■ INPUT MATERIAL ■
┌──
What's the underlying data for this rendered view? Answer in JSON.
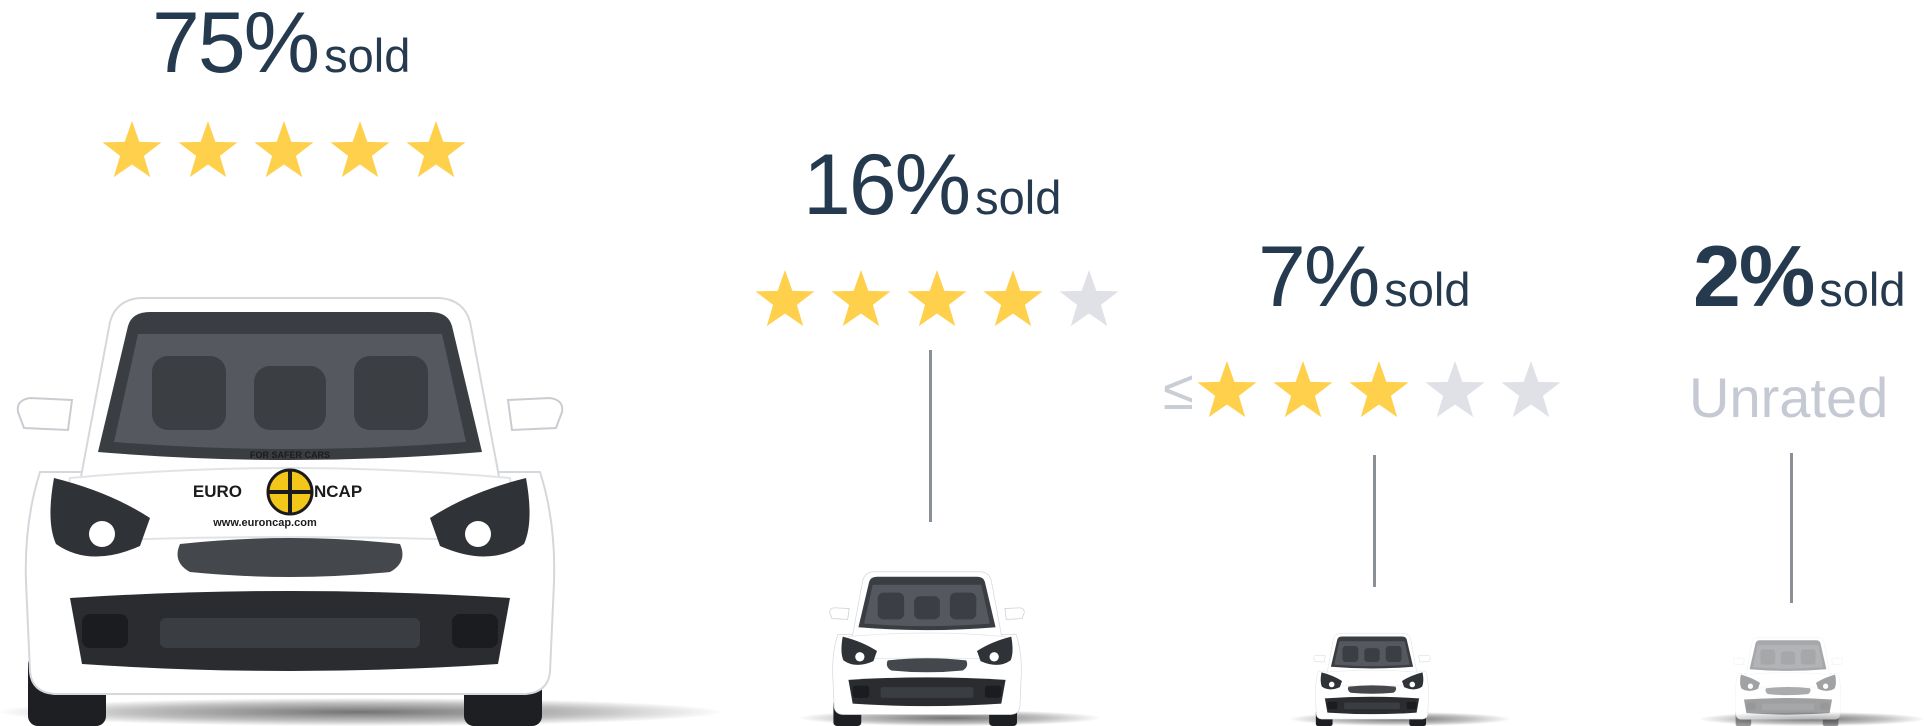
{
  "tiers": [
    {
      "percent": "75%",
      "sold": "sold",
      "filled_stars": 5,
      "total_stars": 5,
      "prefix": "",
      "unrated_label": "",
      "logo": {
        "top_text": "FOR SAFER CARS",
        "left_text": "EURO",
        "right_text": "NCAP",
        "url": "www.euroncap.com"
      }
    },
    {
      "percent": "16%",
      "sold": "sold",
      "filled_stars": 4,
      "total_stars": 5,
      "prefix": "",
      "unrated_label": ""
    },
    {
      "percent": "7%",
      "sold": "sold",
      "filled_stars": 3,
      "total_stars": 5,
      "prefix": "≤",
      "unrated_label": ""
    },
    {
      "percent": "2%",
      "sold": "sold",
      "filled_stars": 0,
      "total_stars": 0,
      "prefix": "",
      "unrated_label": "Unrated"
    }
  ],
  "colors": {
    "headline": "#253a4f",
    "star_filled": "#ffd04b",
    "star_empty": "#dfe1e6",
    "unrated": "#c5c9d3",
    "car_body": "#ffffff",
    "car_dark": "#2f3236"
  },
  "icons": {
    "star": "star-icon",
    "car": "car-icon",
    "logo": "euroncap-logo"
  }
}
└──
■ OBJECTIVE ■
Return to the listing above and set it down exactly, leaving out its pictures.

■ EXERCISE RESPONSE ■
What's the underlying data for this rendered view? Answer in JSON.
{
  "tiers": [
    {
      "percent": "75%",
      "sold": "sold",
      "filled_stars": 5,
      "total_stars": 5,
      "prefix": "",
      "unrated_label": "",
      "logo": {
        "top_text": "FOR SAFER CARS",
        "left_text": "EURO",
        "right_text": "NCAP",
        "url": "www.euroncap.com"
      }
    },
    {
      "percent": "16%",
      "sold": "sold",
      "filled_stars": 4,
      "total_stars": 5,
      "prefix": "",
      "unrated_label": ""
    },
    {
      "percent": "7%",
      "sold": "sold",
      "filled_stars": 3,
      "total_stars": 5,
      "prefix": "≤",
      "unrated_label": ""
    },
    {
      "percent": "2%",
      "sold": "sold",
      "filled_stars": 0,
      "total_stars": 0,
      "prefix": "",
      "unrated_label": "Unrated"
    }
  ],
  "colors": {
    "headline": "#253a4f",
    "star_filled": "#ffd04b",
    "star_empty": "#dfe1e6",
    "unrated": "#c5c9d3",
    "car_body": "#ffffff",
    "car_dark": "#2f3236"
  },
  "icons": {
    "star": "star-icon",
    "car": "car-icon",
    "logo": "euroncap-logo"
  }
}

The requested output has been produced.